*** Rows ***

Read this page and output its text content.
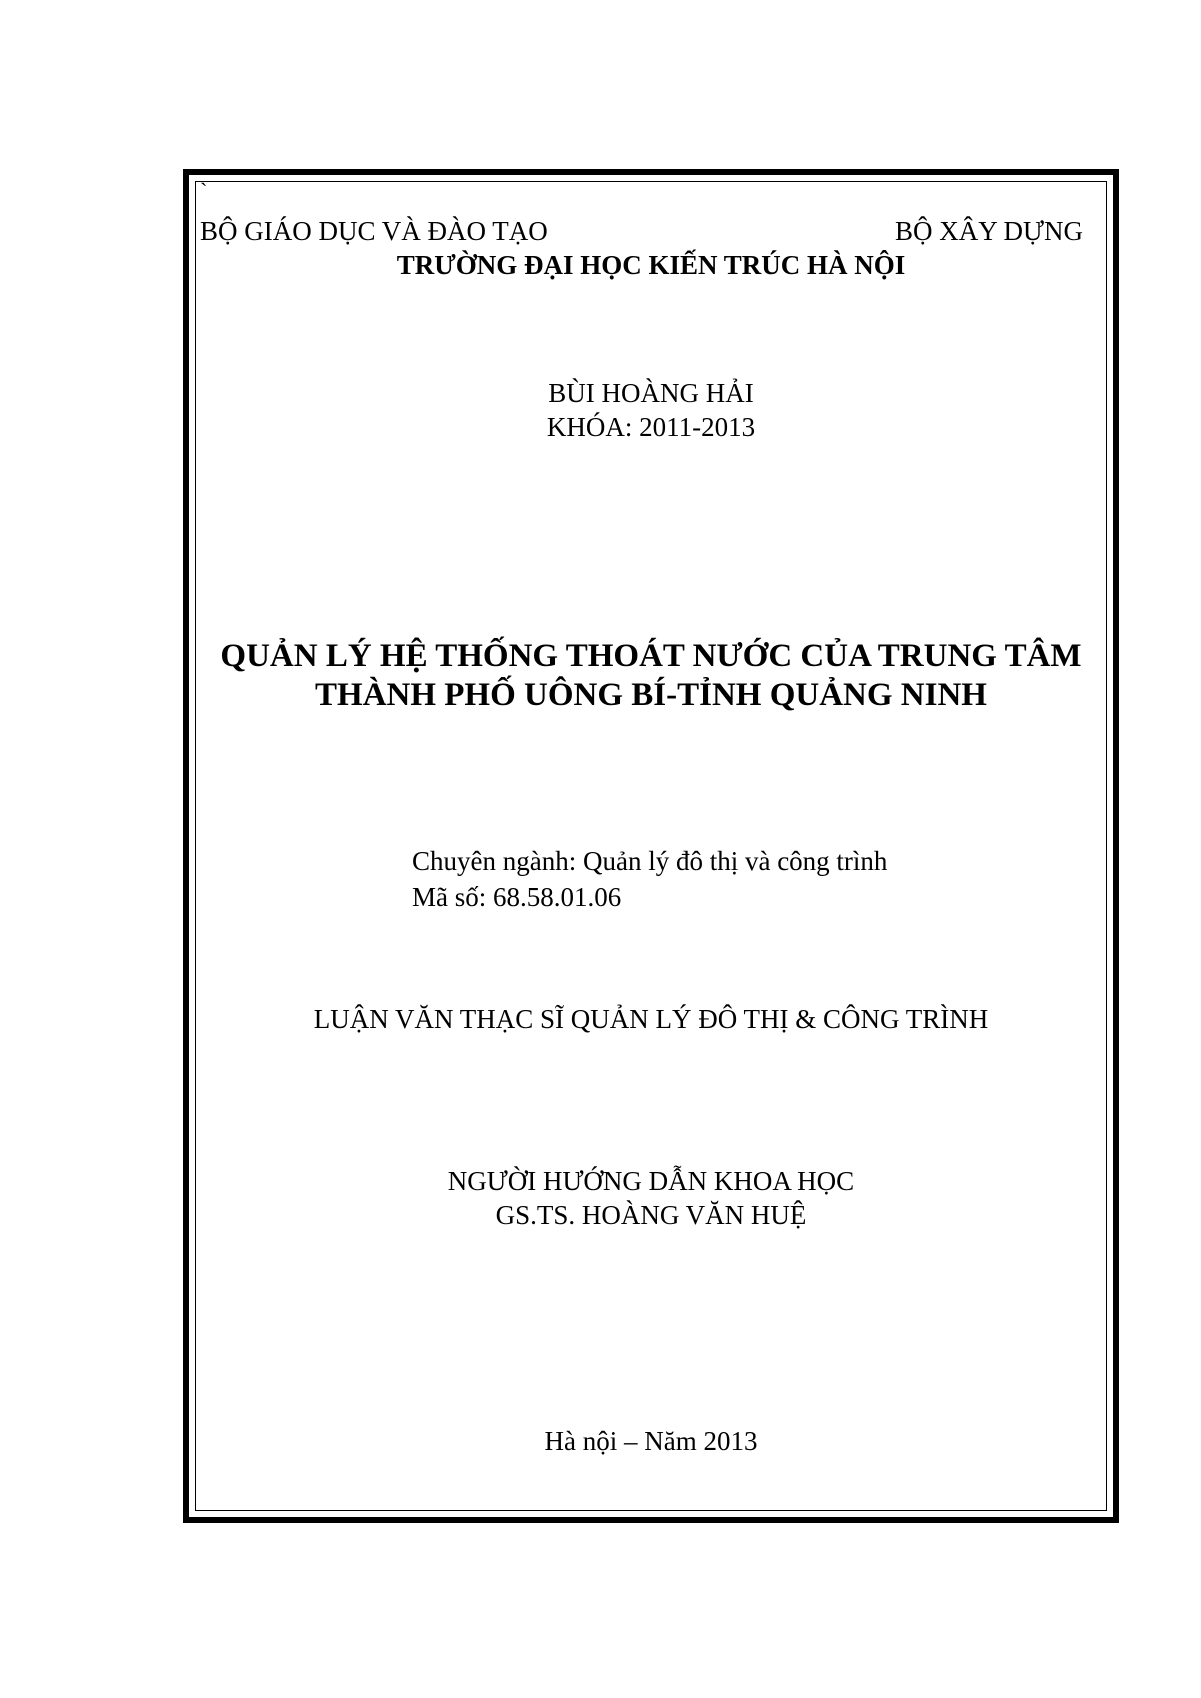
`
BỘ GIÁO DỤC VÀ ĐÀO TẠO	BỘ XÂY DỰNG
TRƯỜNG ĐẠI HỌC KIẾN TRÚC HÀ NỘI
BÙI HOÀNG HẢI
KHÓA: 2011-2013
QUẢN LÝ HỆ THỐNG THOÁT NƯỚC CỦA TRUNG TÂM
THÀNH PHỐ UÔNG BÍ-TỈNH QUẢNG NINH
Chuyên ngành: Quản lý đô thị và công trình
Mã số: 68.58.01.06
LUẬN VĂN THẠC SĨ QUẢN LÝ ĐÔ THỊ & CÔNG TRÌNH
NGƯỜI HƯỚNG DẪN KHOA HỌC
GS.TS. HOÀNG VĂN HUỆ
Hà nội – Năm 2013
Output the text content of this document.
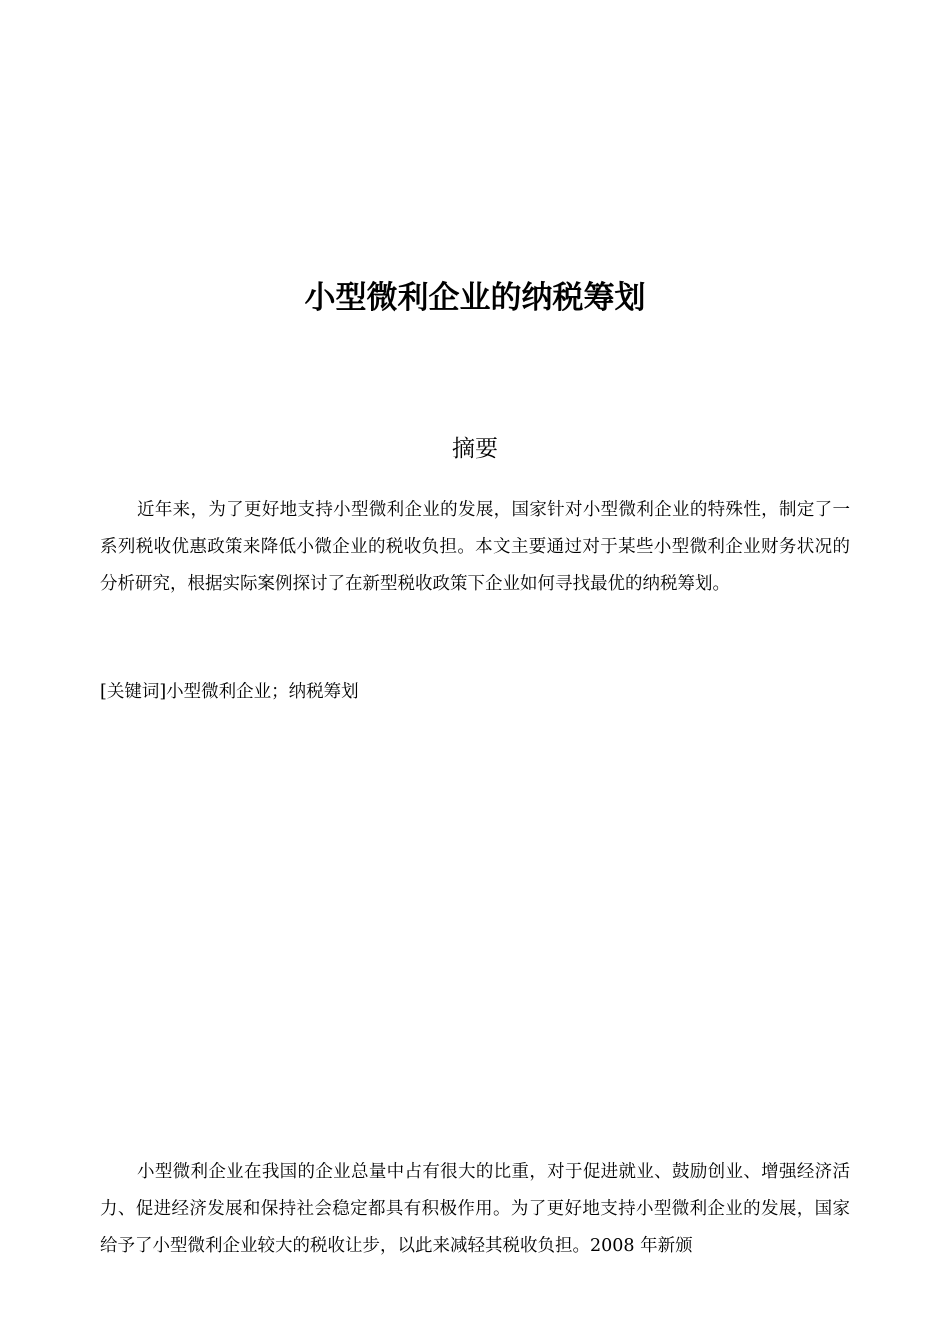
小型微利企业的纳税筹划
摘要

近年来，为了更好地支持小型微利企业的发展，国家针对小型微利企业的特殊性，制定了一系列税收优惠政策来降低小微企业的税收负担。本文主要通过对于某些小型微利企业财务状况的分析研究，根据实际案例探讨了在新型税收政策下企业如何寻找最优的纳税筹划。

[关键词]小型微利企业；纳税筹划

小型微利企业在我国的企业总量中占有很大的比重，对于促进就业、鼓励创业、增强经济活力、促进经济发展和保持社会稳定都具有积极作用。为了更好地支持小型微利企业的发展，国家给予了小型微利企业较大的税收让步，以此来减轻其税收负担。2008 年新颁
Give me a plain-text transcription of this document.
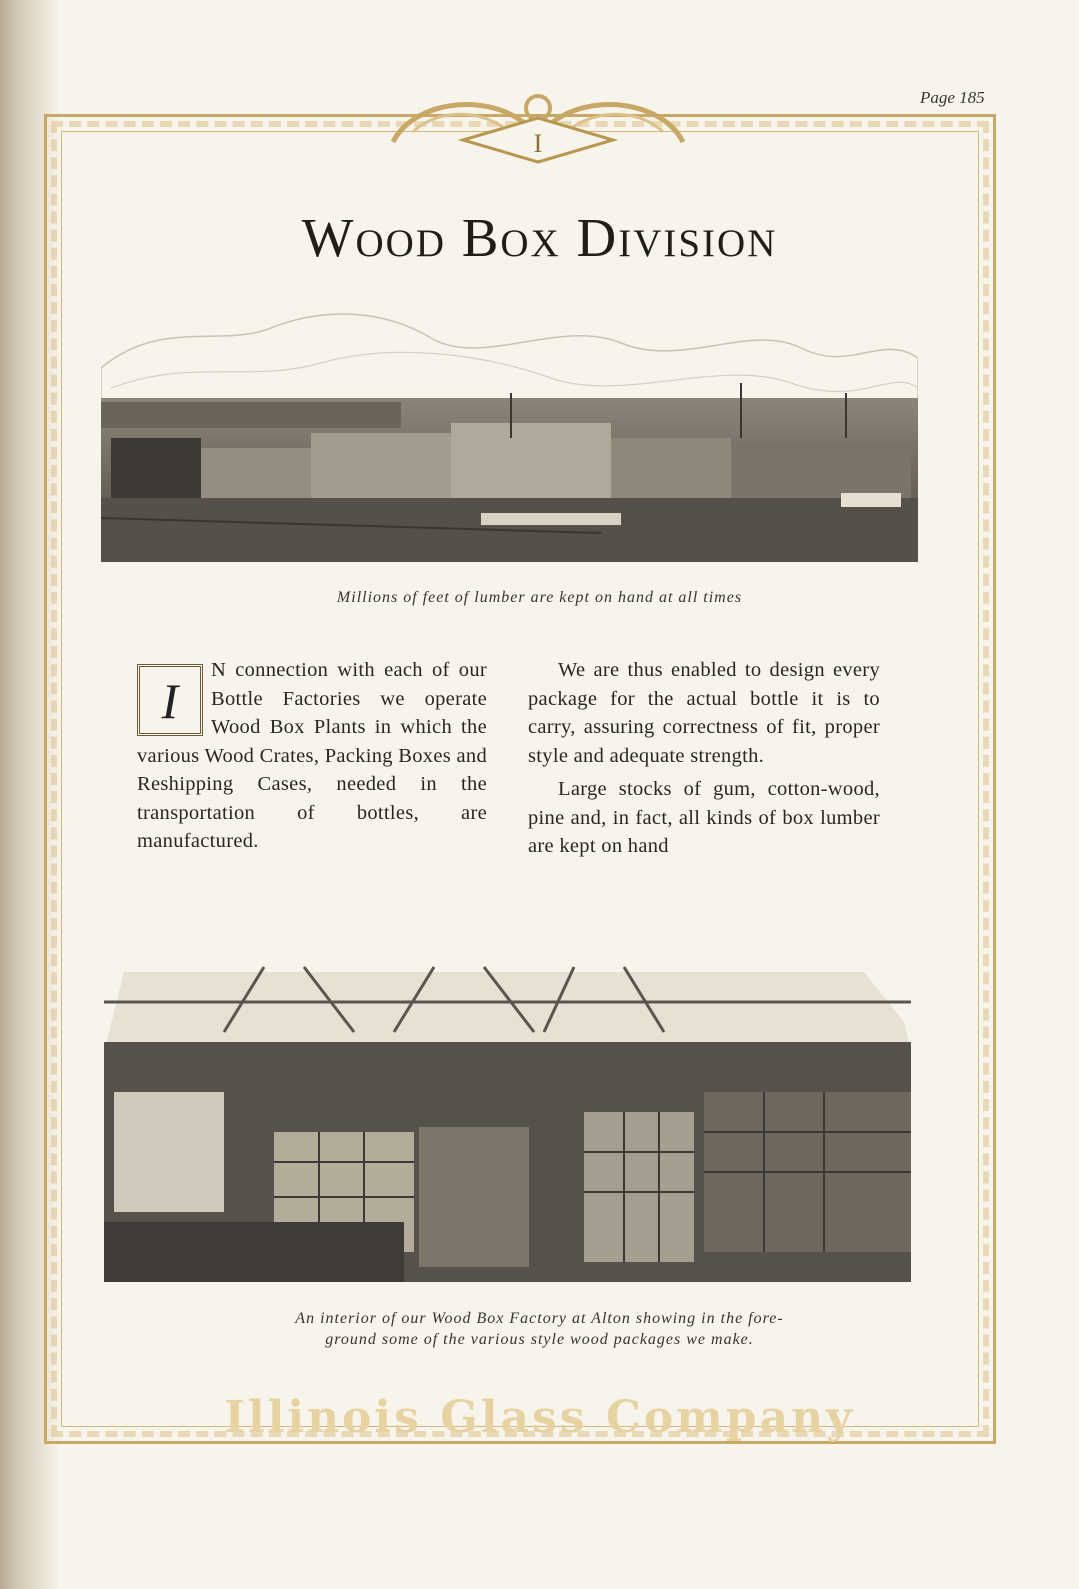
Page 185
I
Wood Box Division
Millions of feet of lumber are kept on hand at all times
I
N connection with each of our Bottle Factories we operate Wood Box Plants in which the various Wood Crates, Packing Boxes and Reshipping Cases, needed in the transportation of bottles, are manufactured.

We are thus enabled to design every package for the actual bottle it is to carry, assuring correctness of fit, proper style and adequate strength.

Large stocks of gum, cotton-wood, pine and, in fact, all kinds of box lumber are kept on hand

An interior of our Wood Box Factory at Alton showing in the fore-
ground some of the various style wood packages we make.
Illinois Glass Company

***

-- Exercise directions --
Make an exact copy of all the material, but keep the pictures out of it.

-- Solved exercise --
Read this page and output its text content.
`
BỘ GIÁO DỤC VÀ ĐÀO TẠO	BỘ XÂY DỰNG
TRƯỜNG ĐẠI HỌC KIẾN TRÚC HÀ NỘI
BÙI HOÀNG HẢI
KHÓA: 2011-2013
QUẢN LÝ HỆ THỐNG THOÁT NƯỚC CỦA TRUNG TÂM
THÀNH PHỐ UÔNG BÍ-TỈNH QUẢNG NINH
Chuyên ngành: Quản lý đô thị và công trình
Mã số: 68.58.01.06
LUẬN VĂN THẠC SĨ QUẢN LÝ ĐÔ THỊ & CÔNG TRÌNH
NGƯỜI HƯỚNG DẪN KHOA HỌC
GS.TS. HOÀNG VĂN HUỆ
Hà nội – Năm 2013
Output the text content of this document.
小型微利企业的纳税筹划
摘要

近年来，为了更好地支持小型微利企业的发展，国家针对小型微利企业的特殊性，制定了一系列税收优惠政策来降低小微企业的税收负担。本文主要通过对于某些小型微利企业财务状况的分析研究，根据实际案例探讨了在新型税收政策下企业如何寻找最优的纳税筹划。

[关键词]小型微利企业；纳税筹划

小型微利企业在我国的企业总量中占有很大的比重，对于促进就业、鼓励创业、增强经济活力、促进经济发展和保持社会稳定都具有积极作用。为了更好地支持小型微利企业的发展，国家给予了小型微利企业较大的税收让步，以此来减轻其税收负担。2008 年新颁
Give me a plain-text transcription of this document.
Page 185
I
Wood Box Division
Millions of feet of lumber are kept on hand at all times
I
N connection with each of our Bottle Factories we operate Wood Box Plants in which the various Wood Crates, Packing Boxes and Reshipping Cases, needed in the transportation of bottles, are manufactured.

We are thus enabled to design every package for the actual bottle it is to carry, assuring correctness of fit, proper style and adequate strength.

Large stocks of gum, cotton-wood, pine and, in fact, all kinds of box lumber are kept on hand

An interior of our Wood Box Factory at Alton showing in the fore-
ground some of the various style wood packages we make.
Illinois Glass Company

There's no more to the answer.